### Written exercise
In the entries below, how many lines hold the string "Denmark"? Give only the number.

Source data
+ + + + + + +

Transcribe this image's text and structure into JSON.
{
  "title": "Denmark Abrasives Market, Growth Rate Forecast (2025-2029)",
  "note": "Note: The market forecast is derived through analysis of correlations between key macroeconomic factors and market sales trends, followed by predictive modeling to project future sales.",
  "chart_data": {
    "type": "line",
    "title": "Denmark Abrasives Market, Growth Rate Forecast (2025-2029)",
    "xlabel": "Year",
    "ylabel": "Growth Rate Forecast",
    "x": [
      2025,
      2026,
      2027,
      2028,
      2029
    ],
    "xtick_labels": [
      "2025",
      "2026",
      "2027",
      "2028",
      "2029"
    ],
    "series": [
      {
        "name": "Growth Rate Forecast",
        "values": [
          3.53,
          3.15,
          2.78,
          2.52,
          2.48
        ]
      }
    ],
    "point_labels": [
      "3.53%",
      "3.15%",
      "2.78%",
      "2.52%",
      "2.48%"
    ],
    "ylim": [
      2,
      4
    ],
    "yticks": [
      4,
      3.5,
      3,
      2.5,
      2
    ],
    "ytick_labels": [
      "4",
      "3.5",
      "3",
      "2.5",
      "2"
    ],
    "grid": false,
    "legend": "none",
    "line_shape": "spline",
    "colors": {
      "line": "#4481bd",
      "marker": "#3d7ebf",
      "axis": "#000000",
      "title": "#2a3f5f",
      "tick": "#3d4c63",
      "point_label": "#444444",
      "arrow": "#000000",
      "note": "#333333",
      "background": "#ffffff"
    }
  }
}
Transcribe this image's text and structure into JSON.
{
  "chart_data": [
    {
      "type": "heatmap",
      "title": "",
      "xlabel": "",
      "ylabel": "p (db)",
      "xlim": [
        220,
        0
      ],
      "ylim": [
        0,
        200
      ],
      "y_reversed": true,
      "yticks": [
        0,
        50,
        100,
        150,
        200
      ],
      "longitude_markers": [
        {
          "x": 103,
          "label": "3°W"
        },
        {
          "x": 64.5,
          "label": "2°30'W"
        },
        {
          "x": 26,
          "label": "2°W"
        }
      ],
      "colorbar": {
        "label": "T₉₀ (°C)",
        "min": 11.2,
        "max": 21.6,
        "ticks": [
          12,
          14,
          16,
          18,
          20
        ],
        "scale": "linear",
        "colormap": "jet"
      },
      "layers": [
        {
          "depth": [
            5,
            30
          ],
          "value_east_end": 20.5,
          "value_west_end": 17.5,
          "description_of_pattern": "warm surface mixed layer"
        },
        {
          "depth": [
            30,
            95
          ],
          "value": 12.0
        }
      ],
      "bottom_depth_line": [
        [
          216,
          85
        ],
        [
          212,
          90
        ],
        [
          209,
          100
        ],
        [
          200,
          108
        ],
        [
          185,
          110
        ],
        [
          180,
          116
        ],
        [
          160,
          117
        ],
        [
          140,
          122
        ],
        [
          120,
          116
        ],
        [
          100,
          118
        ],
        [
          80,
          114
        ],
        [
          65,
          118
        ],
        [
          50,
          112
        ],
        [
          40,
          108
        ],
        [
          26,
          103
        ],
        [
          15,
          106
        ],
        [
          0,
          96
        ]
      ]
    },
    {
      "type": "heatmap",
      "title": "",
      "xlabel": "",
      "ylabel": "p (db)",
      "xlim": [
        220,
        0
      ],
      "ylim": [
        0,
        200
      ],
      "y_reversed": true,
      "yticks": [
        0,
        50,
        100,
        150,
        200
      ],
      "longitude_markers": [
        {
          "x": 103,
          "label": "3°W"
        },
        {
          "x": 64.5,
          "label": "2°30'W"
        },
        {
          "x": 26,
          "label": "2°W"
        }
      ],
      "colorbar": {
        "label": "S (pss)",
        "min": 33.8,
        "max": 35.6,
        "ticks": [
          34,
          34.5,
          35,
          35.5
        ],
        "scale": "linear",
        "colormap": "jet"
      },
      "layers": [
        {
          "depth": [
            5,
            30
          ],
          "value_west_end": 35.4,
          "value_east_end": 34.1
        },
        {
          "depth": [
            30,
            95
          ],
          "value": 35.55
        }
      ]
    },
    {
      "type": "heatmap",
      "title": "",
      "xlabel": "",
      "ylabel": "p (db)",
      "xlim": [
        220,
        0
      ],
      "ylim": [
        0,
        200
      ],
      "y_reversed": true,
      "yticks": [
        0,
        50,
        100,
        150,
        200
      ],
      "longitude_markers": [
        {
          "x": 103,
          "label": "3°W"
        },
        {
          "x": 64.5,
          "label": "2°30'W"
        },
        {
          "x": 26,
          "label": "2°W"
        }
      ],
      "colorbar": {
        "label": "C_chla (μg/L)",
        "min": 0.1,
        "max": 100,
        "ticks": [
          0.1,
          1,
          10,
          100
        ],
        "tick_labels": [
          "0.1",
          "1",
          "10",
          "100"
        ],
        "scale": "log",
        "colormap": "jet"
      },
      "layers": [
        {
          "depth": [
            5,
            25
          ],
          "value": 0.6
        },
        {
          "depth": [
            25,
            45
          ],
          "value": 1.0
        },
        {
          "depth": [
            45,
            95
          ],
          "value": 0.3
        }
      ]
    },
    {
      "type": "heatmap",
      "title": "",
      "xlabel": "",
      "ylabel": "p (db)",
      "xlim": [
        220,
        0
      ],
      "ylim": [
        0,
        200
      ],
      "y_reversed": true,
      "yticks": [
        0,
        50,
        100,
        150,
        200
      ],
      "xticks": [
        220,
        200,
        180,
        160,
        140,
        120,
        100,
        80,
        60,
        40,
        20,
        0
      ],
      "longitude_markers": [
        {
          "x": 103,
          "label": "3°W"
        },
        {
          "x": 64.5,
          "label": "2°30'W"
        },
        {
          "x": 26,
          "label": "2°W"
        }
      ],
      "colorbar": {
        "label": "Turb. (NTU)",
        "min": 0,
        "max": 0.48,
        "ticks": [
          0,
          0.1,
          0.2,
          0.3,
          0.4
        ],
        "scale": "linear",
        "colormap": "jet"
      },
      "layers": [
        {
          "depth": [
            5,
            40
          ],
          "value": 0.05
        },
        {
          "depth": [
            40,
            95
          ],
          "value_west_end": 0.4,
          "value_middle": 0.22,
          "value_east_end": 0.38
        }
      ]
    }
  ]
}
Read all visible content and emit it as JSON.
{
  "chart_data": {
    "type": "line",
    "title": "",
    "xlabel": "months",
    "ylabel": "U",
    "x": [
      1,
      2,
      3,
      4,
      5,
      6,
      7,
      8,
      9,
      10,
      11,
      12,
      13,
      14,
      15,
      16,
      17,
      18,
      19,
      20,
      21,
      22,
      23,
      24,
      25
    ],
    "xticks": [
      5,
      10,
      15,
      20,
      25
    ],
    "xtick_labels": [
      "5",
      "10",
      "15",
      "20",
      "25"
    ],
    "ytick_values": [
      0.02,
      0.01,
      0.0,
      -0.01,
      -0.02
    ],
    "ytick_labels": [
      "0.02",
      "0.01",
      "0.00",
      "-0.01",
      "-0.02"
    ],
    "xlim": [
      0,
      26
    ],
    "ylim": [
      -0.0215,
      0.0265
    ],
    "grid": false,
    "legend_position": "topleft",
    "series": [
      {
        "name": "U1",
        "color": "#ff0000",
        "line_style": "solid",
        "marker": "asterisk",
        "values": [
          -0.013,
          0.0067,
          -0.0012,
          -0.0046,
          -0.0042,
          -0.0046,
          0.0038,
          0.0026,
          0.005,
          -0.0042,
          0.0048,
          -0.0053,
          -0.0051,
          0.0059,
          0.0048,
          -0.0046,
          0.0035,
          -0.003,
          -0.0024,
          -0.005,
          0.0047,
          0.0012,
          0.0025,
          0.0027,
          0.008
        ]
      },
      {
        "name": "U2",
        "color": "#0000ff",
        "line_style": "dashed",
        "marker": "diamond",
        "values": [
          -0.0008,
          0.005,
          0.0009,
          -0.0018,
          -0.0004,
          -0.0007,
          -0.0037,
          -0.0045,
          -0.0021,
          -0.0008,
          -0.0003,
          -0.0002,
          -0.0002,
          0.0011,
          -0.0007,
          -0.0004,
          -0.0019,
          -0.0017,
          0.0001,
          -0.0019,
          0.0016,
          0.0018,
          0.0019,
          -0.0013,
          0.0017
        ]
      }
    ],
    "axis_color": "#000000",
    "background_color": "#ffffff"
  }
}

+ + + + + + +

### Task response
2